----- EXERCISE DATA -----

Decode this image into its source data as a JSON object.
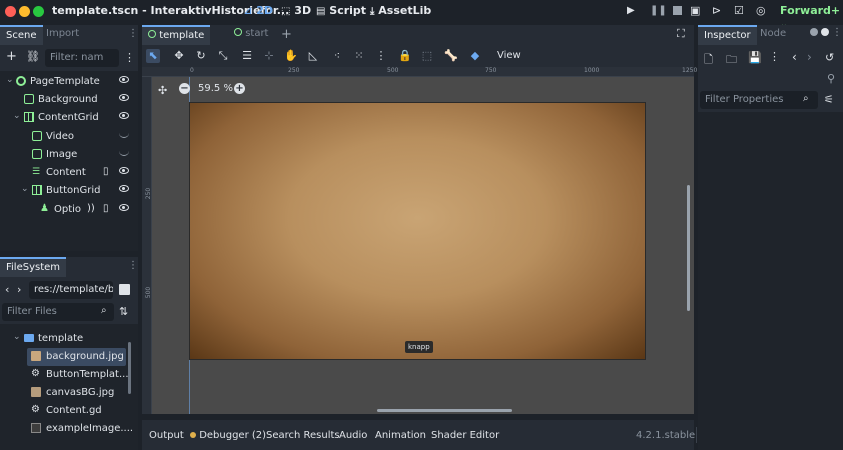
{
  "window": {
    "title": "template.tscn - InteraktivHistoriefor...",
    "workspaces": [
      {
        "label": "2D",
        "active": true
      },
      {
        "label": "3D",
        "active": false
      },
      {
        "label": "Script",
        "active": false
      },
      {
        "label": "AssetLib",
        "active": false
      }
    ],
    "renderer": "Forward+"
  },
  "scene_dock": {
    "tabs": [
      "Scene",
      "Import"
    ],
    "filter_placeholder": "Filter: nam",
    "nodes": [
      {
        "name": "PageTemplate",
        "icon": "node-icon",
        "visible": true
      },
      {
        "name": "Background",
        "icon": "texture-rect-icon",
        "visible": true
      },
      {
        "name": "ContentGrid",
        "icon": "grid-container-icon",
        "visible": true
      },
      {
        "name": "Video",
        "icon": "video-player-icon",
        "visible": false
      },
      {
        "name": "Image",
        "icon": "texture-rect-icon",
        "visible": false
      },
      {
        "name": "Content",
        "icon": "rich-text-label-icon",
        "visible": true
      },
      {
        "name": "ButtonGrid",
        "icon": "grid-container-icon",
        "visible": true
      },
      {
        "name": "Optio",
        "icon": "instance-icon",
        "visible": true
      }
    ]
  },
  "filesystem_dock": {
    "tab": "FileSystem",
    "path": "res://template/ba",
    "filter_placeholder": "Filter Files",
    "items": [
      {
        "name": "template",
        "type": "folder"
      },
      {
        "name": "background.jpg",
        "type": "image",
        "selected": true
      },
      {
        "name": "ButtonTemplat...",
        "type": "scene"
      },
      {
        "name": "canvasBG.jpg",
        "type": "image"
      },
      {
        "name": "Content.gd",
        "type": "script"
      },
      {
        "name": "exampleImage....",
        "type": "image"
      }
    ]
  },
  "editor": {
    "tabs": [
      {
        "label": "template",
        "active": true
      },
      {
        "label": "start",
        "active": false
      }
    ],
    "zoom": "59.5 %",
    "view_menu": "View",
    "ruler_ticks": [
      "0",
      "250",
      "500",
      "750",
      "1000",
      "1250"
    ],
    "vruler_ticks": [
      "250",
      "500"
    ],
    "node_label": "knapp"
  },
  "inspector": {
    "tabs": [
      "Inspector",
      "Node"
    ],
    "filter_placeholder": "Filter Properties"
  },
  "bottom_panel": {
    "tabs": [
      "Output",
      "Debugger (2)",
      "Search Results",
      "Audio",
      "Animation",
      "Shader Editor"
    ],
    "version": "4.2.1.stable",
    "debugger_color": "#e0b04c"
  },
  "colors": {
    "accent": "#6ca9f0",
    "node_green": "#8eef97",
    "folder_blue": "#6ca9f0"
  }
}
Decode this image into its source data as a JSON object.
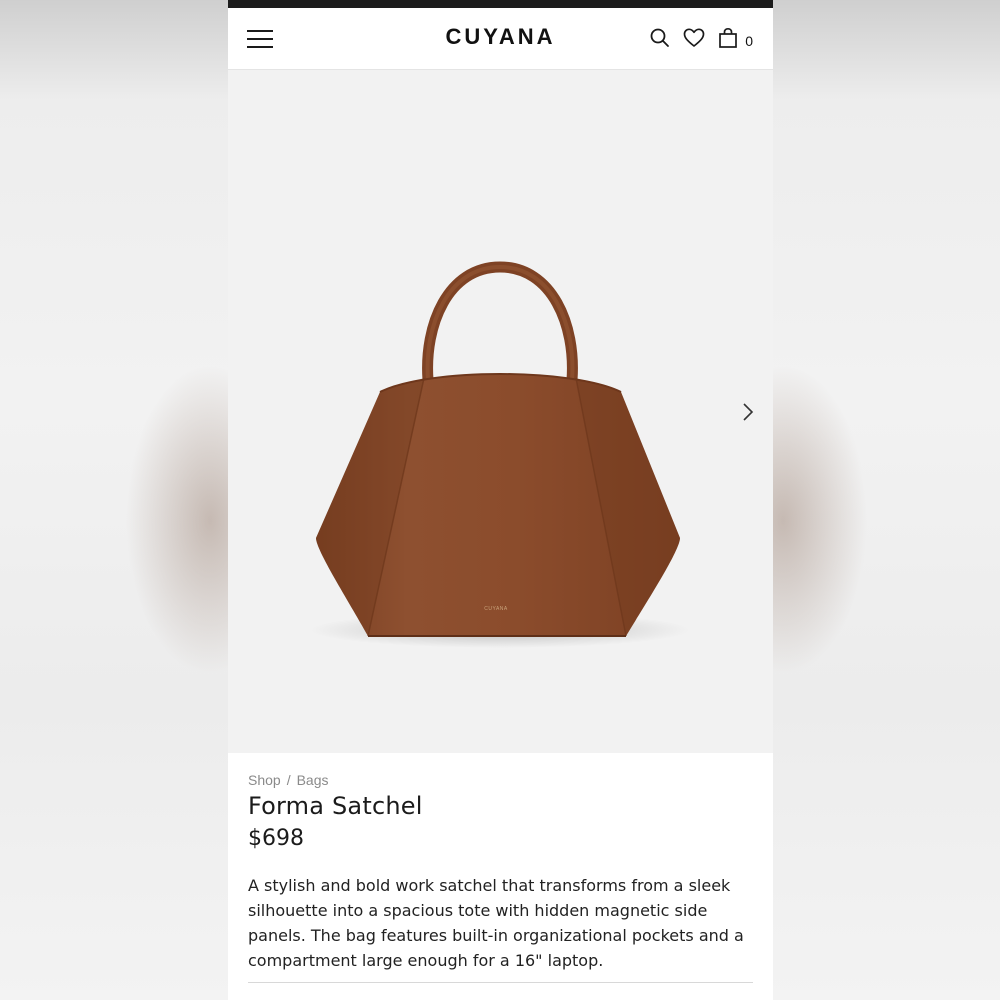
{
  "header": {
    "logo": "CUYANA",
    "cart_count": "0"
  },
  "product": {
    "image_mark": "CUYANA",
    "breadcrumb": [
      "Shop",
      "Bags"
    ],
    "breadcrumb_sep": "/",
    "title": "Forma Satchel",
    "price": "$698",
    "description": "A stylish and bold work satchel that transforms from a sleek silhouette into a spacious tote with hidden magnetic side panels. The bag features built-in organizational pockets and a compartment large enough for a 16\" laptop."
  },
  "colors": {
    "bag": "#8a4b2b",
    "status_bar": "#1c1c1c",
    "hero_bg": "#f2f2f2"
  },
  "icons": [
    "hamburger-menu-icon",
    "search-icon",
    "heart-icon",
    "shopping-bag-icon",
    "chevron-right-icon"
  ]
}
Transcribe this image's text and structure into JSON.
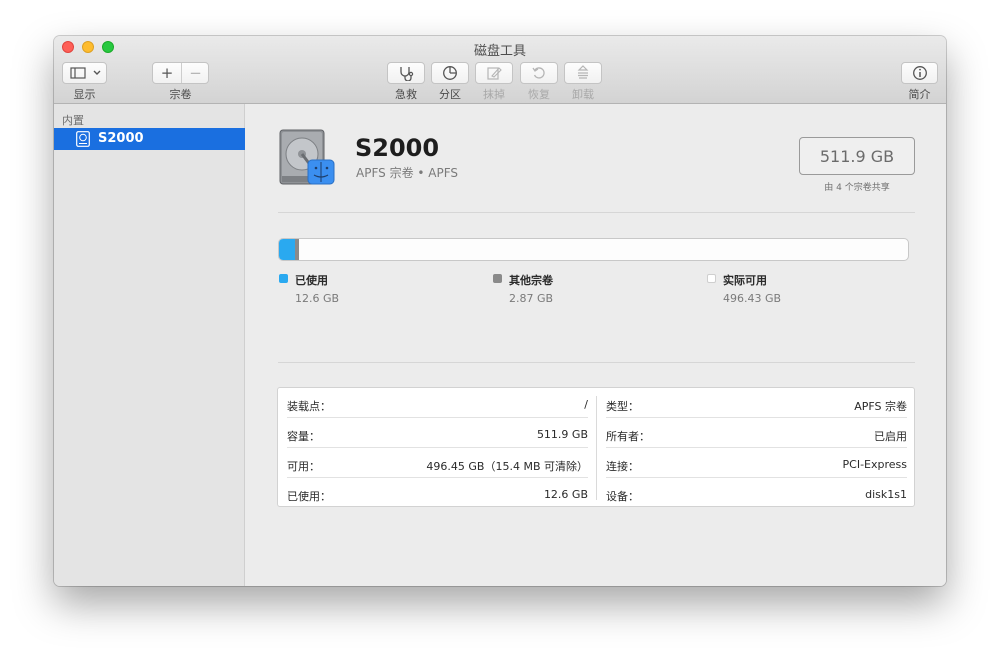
{
  "window": {
    "title": "磁盘工具"
  },
  "toolbar": {
    "display_label": "显示",
    "volume_label": "宗卷",
    "volume_add": "+",
    "volume_remove": "−",
    "first_aid_label": "急救",
    "partition_label": "分区",
    "erase_label": "抹掉",
    "restore_label": "恢复",
    "unmount_label": "卸载",
    "info_label": "简介"
  },
  "sidebar": {
    "section": "内置",
    "items": [
      {
        "label": "S2000",
        "selected": true
      }
    ]
  },
  "volume": {
    "name": "S2000",
    "subtitle": "APFS 宗卷 • APFS",
    "capacity": "511.9 GB",
    "shared_note": "由 4 个宗卷共享"
  },
  "usage": {
    "total_gb": 511.9,
    "used_gb": 12.6,
    "other_gb": 2.87,
    "legend": [
      {
        "name": "已使用",
        "value": "12.6 GB",
        "color": "#2aa9f0"
      },
      {
        "name": "其他宗卷",
        "value": "2.87 GB",
        "color": "#8a8a8a"
      },
      {
        "name": "实际可用",
        "value": "496.43 GB",
        "color": "#ffffff"
      }
    ]
  },
  "info": {
    "left": [
      {
        "key": "装载点：",
        "value": "/"
      },
      {
        "key": "容量：",
        "value": "511.9 GB"
      },
      {
        "key": "可用：",
        "value": "496.45 GB（15.4 MB 可清除）"
      },
      {
        "key": "已使用：",
        "value": "12.6 GB"
      }
    ],
    "right": [
      {
        "key": "类型：",
        "value": "APFS 宗卷"
      },
      {
        "key": "所有者：",
        "value": "已启用"
      },
      {
        "key": "连接：",
        "value": "PCI-Express"
      },
      {
        "key": "设备：",
        "value": "disk1s1"
      }
    ]
  },
  "colors": {
    "accent": "#1a6fe0",
    "used": "#2aa9f0",
    "other": "#8a8a8a"
  }
}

-----

TO DO
Do not include images; quote all of the entries above exactly.

EXERCISE OUTPUT
Decode this image into its source data as a JSON object.
{
  "window": {
    "title": "template.tscn - InteraktivHistoriefor...",
    "workspaces": [
      {
        "label": "2D",
        "active": true
      },
      {
        "label": "3D",
        "active": false
      },
      {
        "label": "Script",
        "active": false
      },
      {
        "label": "AssetLib",
        "active": false
      }
    ],
    "renderer": "Forward+"
  },
  "scene_dock": {
    "tabs": [
      "Scene",
      "Import"
    ],
    "filter_placeholder": "Filter: nam",
    "nodes": [
      {
        "name": "PageTemplate",
        "icon": "node-icon",
        "visible": true
      },
      {
        "name": "Background",
        "icon": "texture-rect-icon",
        "visible": true
      },
      {
        "name": "ContentGrid",
        "icon": "grid-container-icon",
        "visible": true
      },
      {
        "name": "Video",
        "icon": "video-player-icon",
        "visible": false
      },
      {
        "name": "Image",
        "icon": "texture-rect-icon",
        "visible": false
      },
      {
        "name": "Content",
        "icon": "rich-text-label-icon",
        "visible": true
      },
      {
        "name": "ButtonGrid",
        "icon": "grid-container-icon",
        "visible": true
      },
      {
        "name": "Optio",
        "icon": "instance-icon",
        "visible": true
      }
    ]
  },
  "filesystem_dock": {
    "tab": "FileSystem",
    "path": "res://template/ba",
    "filter_placeholder": "Filter Files",
    "items": [
      {
        "name": "template",
        "type": "folder"
      },
      {
        "name": "background.jpg",
        "type": "image",
        "selected": true
      },
      {
        "name": "ButtonTemplat...",
        "type": "scene"
      },
      {
        "name": "canvasBG.jpg",
        "type": "image"
      },
      {
        "name": "Content.gd",
        "type": "script"
      },
      {
        "name": "exampleImage....",
        "type": "image"
      }
    ]
  },
  "editor": {
    "tabs": [
      {
        "label": "template",
        "active": true
      },
      {
        "label": "start",
        "active": false
      }
    ],
    "zoom": "59.5 %",
    "view_menu": "View",
    "ruler_ticks": [
      "0",
      "250",
      "500",
      "750",
      "1000",
      "1250"
    ],
    "vruler_ticks": [
      "250",
      "500"
    ],
    "node_label": "knapp"
  },
  "inspector": {
    "tabs": [
      "Inspector",
      "Node"
    ],
    "filter_placeholder": "Filter Properties"
  },
  "bottom_panel": {
    "tabs": [
      "Output",
      "Debugger (2)",
      "Search Results",
      "Audio",
      "Animation",
      "Shader Editor"
    ],
    "version": "4.2.1.stable",
    "debugger_color": "#e0b04c"
  },
  "colors": {
    "accent": "#6ca9f0",
    "node_green": "#8eef97",
    "folder_blue": "#6ca9f0"
  }
}
Decode this image into its source data as a JSON object.
{
  "header": {
    "logo": "CUYANA",
    "cart_count": "0"
  },
  "product": {
    "image_mark": "CUYANA",
    "breadcrumb": [
      "Shop",
      "Bags"
    ],
    "breadcrumb_sep": "/",
    "title": "Forma Satchel",
    "price": "$698",
    "description": "A stylish and bold work satchel that transforms from a sleek silhouette into a spacious tote with hidden magnetic side panels. The bag features built-in organizational pockets and a compartment large enough for a 16\" laptop."
  },
  "colors": {
    "bag": "#8a4b2b",
    "status_bar": "#1c1c1c",
    "hero_bg": "#f2f2f2"
  },
  "icons": [
    "hamburger-menu-icon",
    "search-icon",
    "heart-icon",
    "shopping-bag-icon",
    "chevron-right-icon"
  ]
}
Transcribe this image's text and structure into JSON.
{
  "window": {
    "title": "磁盘工具"
  },
  "toolbar": {
    "display_label": "显示",
    "volume_label": "宗卷",
    "volume_add": "+",
    "volume_remove": "−",
    "first_aid_label": "急救",
    "partition_label": "分区",
    "erase_label": "抹掉",
    "restore_label": "恢复",
    "unmount_label": "卸载",
    "info_label": "简介"
  },
  "sidebar": {
    "section": "内置",
    "items": [
      {
        "label": "S2000",
        "selected": true
      }
    ]
  },
  "volume": {
    "name": "S2000",
    "subtitle": "APFS 宗卷 • APFS",
    "capacity": "511.9 GB",
    "shared_note": "由 4 个宗卷共享"
  },
  "usage": {
    "total_gb": 511.9,
    "used_gb": 12.6,
    "other_gb": 2.87,
    "legend": [
      {
        "name": "已使用",
        "value": "12.6 GB",
        "color": "#2aa9f0"
      },
      {
        "name": "其他宗卷",
        "value": "2.87 GB",
        "color": "#8a8a8a"
      },
      {
        "name": "实际可用",
        "value": "496.43 GB",
        "color": "#ffffff"
      }
    ]
  },
  "info": {
    "left": [
      {
        "key": "装载点：",
        "value": "/"
      },
      {
        "key": "容量：",
        "value": "511.9 GB"
      },
      {
        "key": "可用：",
        "value": "496.45 GB（15.4 MB 可清除）"
      },
      {
        "key": "已使用：",
        "value": "12.6 GB"
      }
    ],
    "right": [
      {
        "key": "类型：",
        "value": "APFS 宗卷"
      },
      {
        "key": "所有者：",
        "value": "已启用"
      },
      {
        "key": "连接：",
        "value": "PCI-Express"
      },
      {
        "key": "设备：",
        "value": "disk1s1"
      }
    ]
  },
  "colors": {
    "accent": "#1a6fe0",
    "used": "#2aa9f0",
    "other": "#8a8a8a"
  }
}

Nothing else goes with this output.